- EXERCISE MATERIAL
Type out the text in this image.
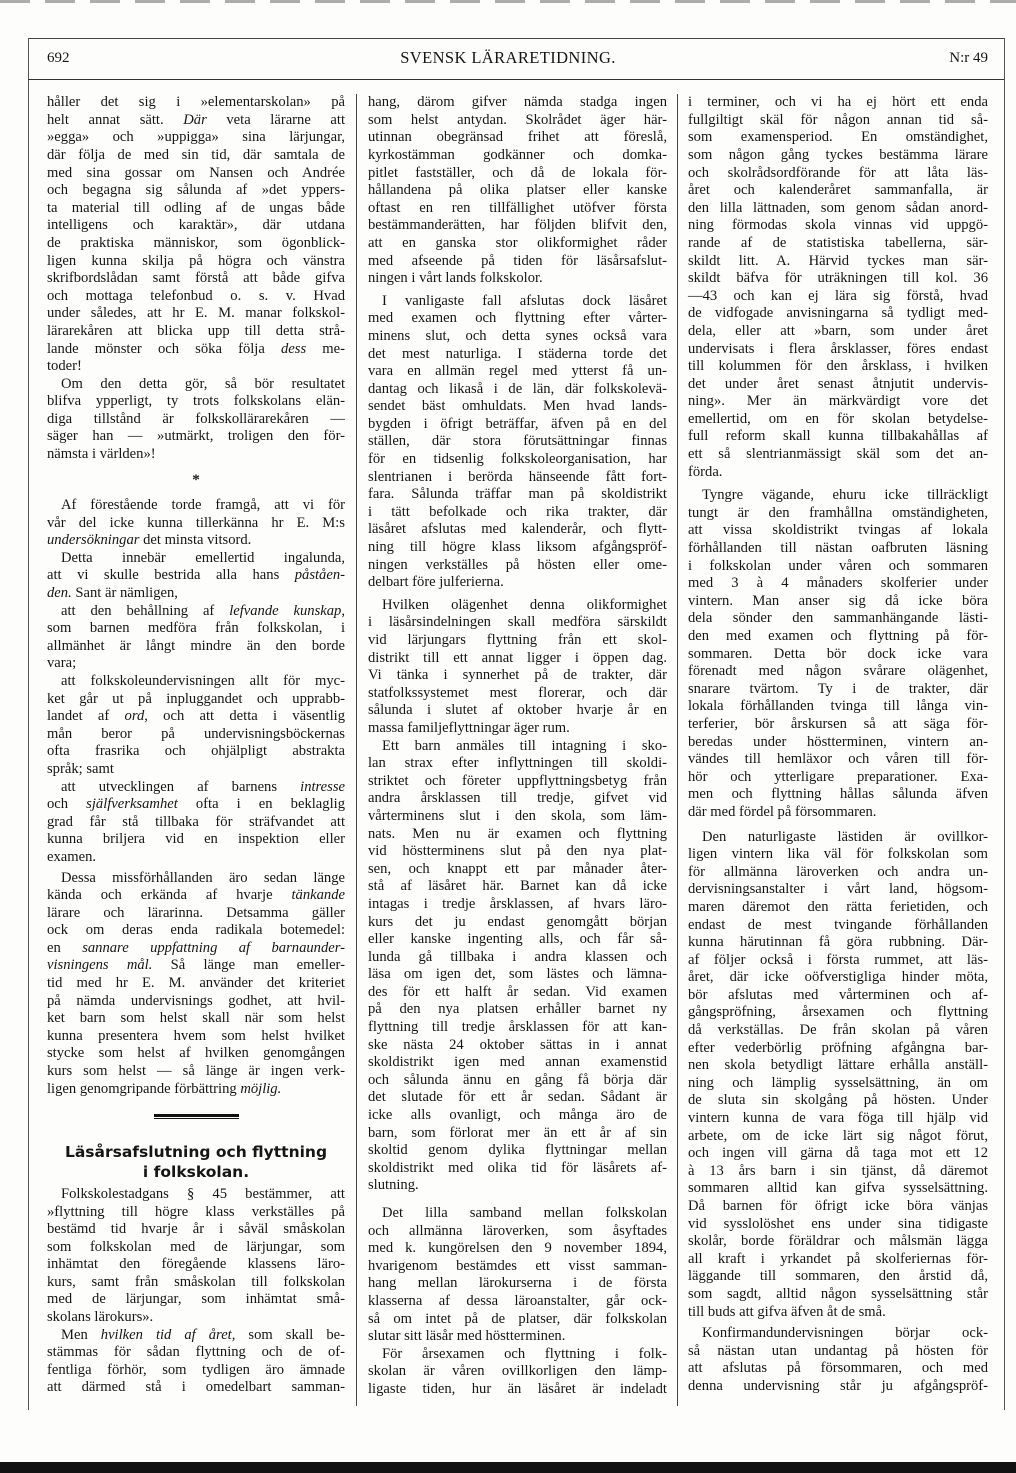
692	SVENSK LÄRARETIDNING.	N:r 49
håller det sig i »elementarskolan» på
helt annat sätt. Där veta lärarne att
»egga» och »uppigga» sina lärjungar,
där följa de med sin tid, där samtala de
med sina gossar om Nansen och Andrée
och begagna sig sålunda af »det yppers-
ta material till odling af de ungas både
intelligens och karaktär», där utdana
de praktiska människor, som ögonblick-
ligen kunna skilja på högra och vänstra
skrifbordslådan samt förstå att både gifva
och mottaga telefonbud o. s. v. Hvad
under således, att hr E. M. manar folkskol-
lärarekåren att blicka upp till detta strå-
lande mönster och söka följa dess me-
toder!
Om den detta gör, så bör resultatet
blifva ypperligt, ty trots folkskolans elän-
diga tillstånd är folkskollärarekåren —
säger han — »utmärkt, troligen den för-
nämsta i världen»!
*
Af förestående torde framgå, att vi för
vår del icke kunna tillerkänna hr E. M:s
undersökningar det minsta vitsord.
Detta innebär emellertid ingalunda,
att vi skulle bestrida alla hans påståen-
den. Sant är nämligen,
att den behållning af lefvande kunskap,
som barnen medföra från folkskolan, i
allmänhet är långt mindre än den borde
vara;
att folkskoleundervisningen allt för myc-
ket går ut på inpluggandet och upprabb-
landet af ord, och att detta i väsentlig
mån beror på undervisningsböckernas
ofta frasrika och ohjälpligt abstrakta
språk; samt
att utvecklingen af barnens intresse
och själfverksamhet ofta i en beklaglig
grad får stå tillbaka för sträfvandet att
kunna briljera vid en inspektion eller
examen.
Dessa missförhållanden äro sedan länge
kända och erkända af hvarje tänkande
lärare och lärarinna. Detsamma gäller
ock om deras enda radikala botemedel:
en sannare uppfattning af barnaunder-
visningens mål. Så länge man emeller-
tid med hr E. M. använder det kriteriet
på nämda undervisnings godhet, att hvil-
ket barn som helst skall när som helst
kunna presentera hvem som helst hvilket
stycke som helst af hvilken genomgången
kurs som helst — så länge är ingen verk-
ligen genomgripande förbättring möjlig.
Läsårsafslutning och flyttning
i folkskolan.
Folkskolestadgans § 45 bestämmer, att
»flyttning till högre klass verkställes på
bestämd tid hvarje år i såväl småskolan
som folkskolan med de lärjungar, som
inhämtat den föregående klassens läro-
kurs, samt från småskolan till folkskolan
med de lärjungar, som inhämtat små-
skolans lärokurs».
Men hvilken tid af året, som skall be-
stämmas för sådan flyttning och de of-
fentliga förhör, som tydligen äro ämnade
att därmed stå i omedelbart samman-
hang, därom gifver nämda stadga ingen
som helst antydan. Skolrådet äger här-
utinnan obegränsad frihet att föreslå,
kyrkostämman godkänner och domka-
pitlet fastställer, och då de lokala för-
hållandena på olika platser eller kanske
oftast en ren tillfällighet utöfver första
bestämmanderätten, har följden blifvit den,
att en ganska stor olikformighet råder
med afseende på tiden för läsårsafslut-
ningen i vårt lands folkskolor.
I vanligaste fall afslutas dock läsåret
med examen och flyttning efter vårter-
minens slut, och detta synes också vara
det mest naturliga. I städerna torde det
vara en allmän regel med ytterst få un-
dantag och likaså i de län, där folkskolevä-
sendet bäst omhuldats. Men hvad lands-
bygden i öfrigt beträffar, äfven på en del
ställen, där stora förutsättningar finnas
för en tidsenlig folkskoleorganisation, har
slentrianen i berörda hänseende fått fort-
fara. Sålunda träffar man på skoldistrikt
i tätt befolkade och rika trakter, där
läsåret afslutas med kalenderår, och flytt-
ning till högre klass liksom afgångspröf-
ningen verkställes på hösten eller ome-
delbart före julferierna.
Hvilken olägenhet denna olikformighet
i läsårsindelningen skall medföra särskildt
vid lärjungars flyttning från ett skol-
distrikt till ett annat ligger i öppen dag.
Vi tänka i synnerhet på de trakter, där
statfolkssystemet mest florerar, och där
sålunda i slutet af oktober hvarje år en
massa familjeflyttningar äger rum.
Ett barn anmäles till intagning i sko-
lan strax efter inflyttningen till skoldi-
striktet och företer uppflyttningsbetyg från
andra årsklassen till tredje, gifvet vid
vårterminens slut i den skola, som läm-
nats. Men nu är examen och flyttning
vid höstterminens slut på den nya plat-
sen, och knappt ett par månader åter-
stå af läsåret här. Barnet kan då icke
intagas i tredje årsklassen, af hvars läro-
kurs det ju endast genomgått början
eller kanske ingenting alls, och får så-
lunda gå tillbaka i andra klassen och
läsa om igen det, som lästes och lämna-
des för ett halft år sedan. Vid examen
på den nya platsen erhåller barnet ny
flyttning till tredje årsklassen för att kan-
ske nästa 24 oktober sättas in i annat
skoldistrikt igen med annan examenstid
och sålunda ännu en gång få börja där
det slutade för ett år sedan. Sådant är
icke alls ovanligt, och många äro de
barn, som förlorat mer än ett år af sin
skoltid genom dylika flyttningar mellan
skoldistrikt med olika tid för läsårets af-
slutning.
Det lilla samband mellan folkskolan
och allmänna läroverken, som åsyftades
med k. kungörelsen den 9 november 1894,
hvarigenom bestämdes ett visst samman-
hang mellan lärokurserna i de första
klasserna af dessa läroanstalter, går ock-
så om intet på de platser, där folkskolan
slutar sitt läsår med höstterminen.
För årsexamen och flyttning i folk-
skolan är våren ovillkorligen den lämp-
ligaste tiden, hur än läsåret är indeladt
i terminer, och vi ha ej hört ett enda
fullgiltigt skäl för någon annan tid så-
som examensperiod. En omständighet,
som någon gång tyckes bestämma lärare
och skolrådsordförande för att låta läs-
året och kalenderåret sammanfalla, är
den lilla lättnaden, som genom sådan anord-
ning förmodas skola vinnas vid uppgö-
rande af de statistiska tabellerna, sär-
skildt litt. A. Härvid tyckes man sär-
skildt bäfva för uträkningen till kol. 36
—43 och kan ej lära sig förstå, hvad
de vidfogade anvisningarna så tydligt med-
dela, eller att »barn, som under året
undervisats i flera årsklasser, föres endast
till kolummen för den årsklass, i hvilken
det under året senast åtnjutit undervis-
ning». Mer än märkvärdigt vore det
emellertid, om en för skolan betydelse-
full reform skall kunna tillbakahållas af
ett så slentrianmässigt skäl som det an-
förda.
Tyngre vägande, ehuru icke tillräckligt
tungt är den framhållna omständigheten,
att vissa skoldistrikt tvingas af lokala
förhållanden till nästan oafbruten läsning
i folkskolan under våren och sommaren
med 3 à 4 månaders skolferier under
vintern. Man anser sig då icke böra
dela sönder den sammanhängande lästi-
den med examen och flyttning på för-
sommaren. Detta bör dock icke vara
förenadt med någon svårare olägenhet,
snarare tvärtom. Ty i de trakter, där
lokala förhållanden tvinga till långa vin-
terferier, bör årskursen så att säga för-
beredas under höstterminen, vintern an-
vändes till hemläxor och våren till för-
hör och ytterligare preparationer. Exa-
men och flyttning hållas sålunda äfven
där med fördel på försommaren.
Den naturligaste lästiden är ovillkor-
ligen vintern lika väl för folkskolan som
för allmänna läroverken och andra un-
dervisningsanstalter i vårt land, högsom-
maren däremot den rätta ferietiden, och
endast de mest tvingande förhållanden
kunna härutinnan få göra rubbning. Där-
af följer också i första rummet, att läs-
året, där icke oöfverstigliga hinder möta,
bör afslutas med vårterminen och af-
gångspröfning, årsexamen och flyttning
då verkställas. De från skolan på våren
efter vederbörlig pröfning afgångna bar-
nen skola betydligt lättare erhålla anställ-
ning och lämplig sysselsättning, än om
de sluta sin skolgång på hösten. Under
vintern kunna de vara föga till hjälp vid
arbete, om de icke lärt sig något förut,
och ingen vill gärna då taga mot ett 12
à 13 års barn i sin tjänst, då däremot
sommaren alltid kan gifva sysselsättning.
Då barnen för öfrigt icke böra vänjas
vid sysslolöshet ens under sina tidigaste
skolår, borde föräldrar och målsmän lägga
all kraft i yrkandet på skolferiernas för-
läggande till sommaren, den årstid då,
som sagdt, alltid någon sysselsättning står
till buds att gifva äfven åt de små.
Konfirmandundervisningen börjar ock-
så nästan utan undantag på hösten för
att afslutas på försommaren, och med
denna undervisning står ju afgångspröf-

- WORK ITEM
For the word "denna", count the lines of the data that contain it and report only the total.

- COMPLETED TASK
2